***** Records shown *****
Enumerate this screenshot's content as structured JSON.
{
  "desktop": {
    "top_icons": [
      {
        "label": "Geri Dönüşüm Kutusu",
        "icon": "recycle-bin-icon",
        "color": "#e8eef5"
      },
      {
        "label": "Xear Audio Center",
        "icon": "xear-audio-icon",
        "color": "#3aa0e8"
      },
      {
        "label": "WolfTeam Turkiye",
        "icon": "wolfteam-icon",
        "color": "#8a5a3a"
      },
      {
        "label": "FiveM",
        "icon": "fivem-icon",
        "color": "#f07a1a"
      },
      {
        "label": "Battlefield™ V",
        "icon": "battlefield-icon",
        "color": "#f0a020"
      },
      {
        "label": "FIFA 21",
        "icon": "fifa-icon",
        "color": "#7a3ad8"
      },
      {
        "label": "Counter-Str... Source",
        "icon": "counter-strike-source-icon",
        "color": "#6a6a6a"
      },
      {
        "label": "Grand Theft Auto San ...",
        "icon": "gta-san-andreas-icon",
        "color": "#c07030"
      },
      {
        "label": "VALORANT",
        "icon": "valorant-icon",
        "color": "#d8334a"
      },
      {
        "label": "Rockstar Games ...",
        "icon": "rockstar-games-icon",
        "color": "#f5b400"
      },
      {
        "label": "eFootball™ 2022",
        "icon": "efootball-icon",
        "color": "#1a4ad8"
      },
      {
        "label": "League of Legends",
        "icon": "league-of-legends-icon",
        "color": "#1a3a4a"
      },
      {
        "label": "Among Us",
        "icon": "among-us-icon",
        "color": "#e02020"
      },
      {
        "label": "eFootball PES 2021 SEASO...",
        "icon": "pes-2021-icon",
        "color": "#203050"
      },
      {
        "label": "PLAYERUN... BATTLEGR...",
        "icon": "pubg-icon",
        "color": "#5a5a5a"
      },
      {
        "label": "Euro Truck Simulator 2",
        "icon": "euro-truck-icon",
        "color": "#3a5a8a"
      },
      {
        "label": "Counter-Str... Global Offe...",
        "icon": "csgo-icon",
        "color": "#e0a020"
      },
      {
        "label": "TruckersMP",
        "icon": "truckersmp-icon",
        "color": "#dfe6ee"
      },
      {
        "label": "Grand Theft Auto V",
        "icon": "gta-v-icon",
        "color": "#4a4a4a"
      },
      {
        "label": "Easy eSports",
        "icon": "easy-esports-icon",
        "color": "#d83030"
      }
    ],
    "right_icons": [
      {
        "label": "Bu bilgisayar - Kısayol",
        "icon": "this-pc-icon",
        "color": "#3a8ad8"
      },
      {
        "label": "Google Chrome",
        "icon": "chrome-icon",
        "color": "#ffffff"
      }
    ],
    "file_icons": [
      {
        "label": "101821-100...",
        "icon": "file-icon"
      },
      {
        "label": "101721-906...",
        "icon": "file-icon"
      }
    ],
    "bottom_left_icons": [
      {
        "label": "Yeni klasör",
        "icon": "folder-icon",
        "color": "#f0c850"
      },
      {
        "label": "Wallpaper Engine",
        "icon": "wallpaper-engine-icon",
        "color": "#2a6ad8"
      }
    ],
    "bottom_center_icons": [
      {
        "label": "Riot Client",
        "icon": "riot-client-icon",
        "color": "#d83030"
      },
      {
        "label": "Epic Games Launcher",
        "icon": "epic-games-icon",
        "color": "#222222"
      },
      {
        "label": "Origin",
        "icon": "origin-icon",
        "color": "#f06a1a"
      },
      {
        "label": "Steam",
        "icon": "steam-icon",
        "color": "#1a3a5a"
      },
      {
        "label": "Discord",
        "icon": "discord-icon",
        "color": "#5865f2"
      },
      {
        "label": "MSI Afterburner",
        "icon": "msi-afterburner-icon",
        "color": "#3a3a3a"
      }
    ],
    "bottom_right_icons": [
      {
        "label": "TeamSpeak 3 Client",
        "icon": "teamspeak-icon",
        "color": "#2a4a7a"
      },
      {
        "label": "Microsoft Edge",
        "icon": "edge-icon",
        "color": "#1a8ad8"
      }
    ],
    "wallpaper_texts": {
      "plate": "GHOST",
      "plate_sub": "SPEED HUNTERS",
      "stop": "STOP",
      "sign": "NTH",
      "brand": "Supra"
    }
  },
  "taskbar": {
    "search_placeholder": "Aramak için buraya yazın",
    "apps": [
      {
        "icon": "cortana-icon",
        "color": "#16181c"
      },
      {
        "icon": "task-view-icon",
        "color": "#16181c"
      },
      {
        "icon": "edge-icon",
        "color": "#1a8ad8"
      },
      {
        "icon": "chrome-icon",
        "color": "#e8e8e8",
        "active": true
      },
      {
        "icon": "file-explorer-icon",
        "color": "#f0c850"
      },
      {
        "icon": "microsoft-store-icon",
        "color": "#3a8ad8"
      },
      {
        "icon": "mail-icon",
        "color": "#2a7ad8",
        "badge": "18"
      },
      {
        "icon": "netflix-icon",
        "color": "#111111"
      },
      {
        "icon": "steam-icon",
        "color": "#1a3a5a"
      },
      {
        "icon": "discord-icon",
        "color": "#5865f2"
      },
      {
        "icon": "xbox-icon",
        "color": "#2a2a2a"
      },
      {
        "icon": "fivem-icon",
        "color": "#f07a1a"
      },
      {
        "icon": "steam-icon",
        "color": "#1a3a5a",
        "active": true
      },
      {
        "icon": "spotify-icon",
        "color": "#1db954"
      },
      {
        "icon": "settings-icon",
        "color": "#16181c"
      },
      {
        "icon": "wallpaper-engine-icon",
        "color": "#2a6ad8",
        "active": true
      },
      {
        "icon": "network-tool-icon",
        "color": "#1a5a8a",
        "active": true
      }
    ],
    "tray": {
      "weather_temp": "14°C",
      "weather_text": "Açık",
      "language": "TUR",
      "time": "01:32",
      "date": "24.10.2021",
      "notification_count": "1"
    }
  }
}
*****
Type out the material again exactly as presented.

Enumerate this screenshot's content as structured JSON.
{
  "desktop": {
    "top_icons": [
      {
        "label": "Geri Dönüşüm Kutusu",
        "icon": "recycle-bin-icon",
        "color": "#e8eef5"
      },
      {
        "label": "Xear Audio Center",
        "icon": "xear-audio-icon",
        "color": "#3aa0e8"
      },
      {
        "label": "WolfTeam Turkiye",
        "icon": "wolfteam-icon",
        "color": "#8a5a3a"
      },
      {
        "label": "FiveM",
        "icon": "fivem-icon",
        "color": "#f07a1a"
      },
      {
        "label": "Battlefield™ V",
        "icon": "battlefield-icon",
        "color": "#f0a020"
      },
      {
        "label": "FIFA 21",
        "icon": "fifa-icon",
        "color": "#7a3ad8"
      },
      {
        "label": "Counter-Str... Source",
        "icon": "counter-strike-source-icon",
        "color": "#6a6a6a"
      },
      {
        "label": "Grand Theft Auto San ...",
        "icon": "gta-san-andreas-icon",
        "color": "#c07030"
      },
      {
        "label": "VALORANT",
        "icon": "valorant-icon",
        "color": "#d8334a"
      },
      {
        "label": "Rockstar Games ...",
        "icon": "rockstar-games-icon",
        "color": "#f5b400"
      },
      {
        "label": "eFootball™ 2022",
        "icon": "efootball-icon",
        "color": "#1a4ad8"
      },
      {
        "label": "League of Legends",
        "icon": "league-of-legends-icon",
        "color": "#1a3a4a"
      },
      {
        "label": "Among Us",
        "icon": "among-us-icon",
        "color": "#e02020"
      },
      {
        "label": "eFootball PES 2021 SEASO...",
        "icon": "pes-2021-icon",
        "color": "#203050"
      },
      {
        "label": "PLAYERUN... BATTLEGR...",
        "icon": "pubg-icon",
        "color": "#5a5a5a"
      },
      {
        "label": "Euro Truck Simulator 2",
        "icon": "euro-truck-icon",
        "color": "#3a5a8a"
      },
      {
        "label": "Counter-Str... Global Offe...",
        "icon": "csgo-icon",
        "color": "#e0a020"
      },
      {
        "label": "TruckersMP",
        "icon": "truckersmp-icon",
        "color": "#dfe6ee"
      },
      {
        "label": "Grand Theft Auto V",
        "icon": "gta-v-icon",
        "color": "#4a4a4a"
      },
      {
        "label": "Easy eSports",
        "icon": "easy-esports-icon",
        "color": "#d83030"
      }
    ],
    "right_icons": [
      {
        "label": "Bu bilgisayar - Kısayol",
        "icon": "this-pc-icon",
        "color": "#3a8ad8"
      },
      {
        "label": "Google Chrome",
        "icon": "chrome-icon",
        "color": "#ffffff"
      }
    ],
    "file_icons": [
      {
        "label": "101821-100...",
        "icon": "file-icon"
      },
      {
        "label": "101721-906...",
        "icon": "file-icon"
      }
    ],
    "bottom_left_icons": [
      {
        "label": "Yeni klasör",
        "icon": "folder-icon",
        "color": "#f0c850"
      },
      {
        "label": "Wallpaper Engine",
        "icon": "wallpaper-engine-icon",
        "color": "#2a6ad8"
      }
    ],
    "bottom_center_icons": [
      {
        "label": "Riot Client",
        "icon": "riot-client-icon",
        "color": "#d83030"
      },
      {
        "label": "Epic Games Launcher",
        "icon": "epic-games-icon",
        "color": "#222222"
      },
      {
        "label": "Origin",
        "icon": "origin-icon",
        "color": "#f06a1a"
      },
      {
        "label": "Steam",
        "icon": "steam-icon",
        "color": "#1a3a5a"
      },
      {
        "label": "Discord",
        "icon": "discord-icon",
        "color": "#5865f2"
      },
      {
        "label": "MSI Afterburner",
        "icon": "msi-afterburner-icon",
        "color": "#3a3a3a"
      }
    ],
    "bottom_right_icons": [
      {
        "label": "TeamSpeak 3 Client",
        "icon": "teamspeak-icon",
        "color": "#2a4a7a"
      },
      {
        "label": "Microsoft Edge",
        "icon": "edge-icon",
        "color": "#1a8ad8"
      }
    ],
    "wallpaper_texts": {
      "plate": "GHOST",
      "plate_sub": "SPEED HUNTERS",
      "stop": "STOP",
      "sign": "NTH",
      "brand": "Supra"
    }
  },
  "taskbar": {
    "search_placeholder": "Aramak için buraya yazın",
    "apps": [
      {
        "icon": "cortana-icon",
        "color": "#16181c"
      },
      {
        "icon": "task-view-icon",
        "color": "#16181c"
      },
      {
        "icon": "edge-icon",
        "color": "#1a8ad8"
      },
      {
        "icon": "chrome-icon",
        "color": "#e8e8e8",
        "active": true
      },
      {
        "icon": "file-explorer-icon",
        "color": "#f0c850"
      },
      {
        "icon": "microsoft-store-icon",
        "color": "#3a8ad8"
      },
      {
        "icon": "mail-icon",
        "color": "#2a7ad8",
        "badge": "18"
      },
      {
        "icon": "netflix-icon",
        "color": "#111111"
      },
      {
        "icon": "steam-icon",
        "color": "#1a3a5a"
      },
      {
        "icon": "discord-icon",
        "color": "#5865f2"
      },
      {
        "icon": "xbox-icon",
        "color": "#2a2a2a"
      },
      {
        "icon": "fivem-icon",
        "color": "#f07a1a"
      },
      {
        "icon": "steam-icon",
        "color": "#1a3a5a",
        "active": true
      },
      {
        "icon": "spotify-icon",
        "color": "#1db954"
      },
      {
        "icon": "settings-icon",
        "color": "#16181c"
      },
      {
        "icon": "wallpaper-engine-icon",
        "color": "#2a6ad8",
        "active": true
      },
      {
        "icon": "network-tool-icon",
        "color": "#1a5a8a",
        "active": true
      }
    ],
    "tray": {
      "weather_temp": "14°C",
      "weather_text": "Açık",
      "language": "TUR",
      "time": "01:32",
      "date": "24.10.2021",
      "notification_count": "1"
    }
  }
}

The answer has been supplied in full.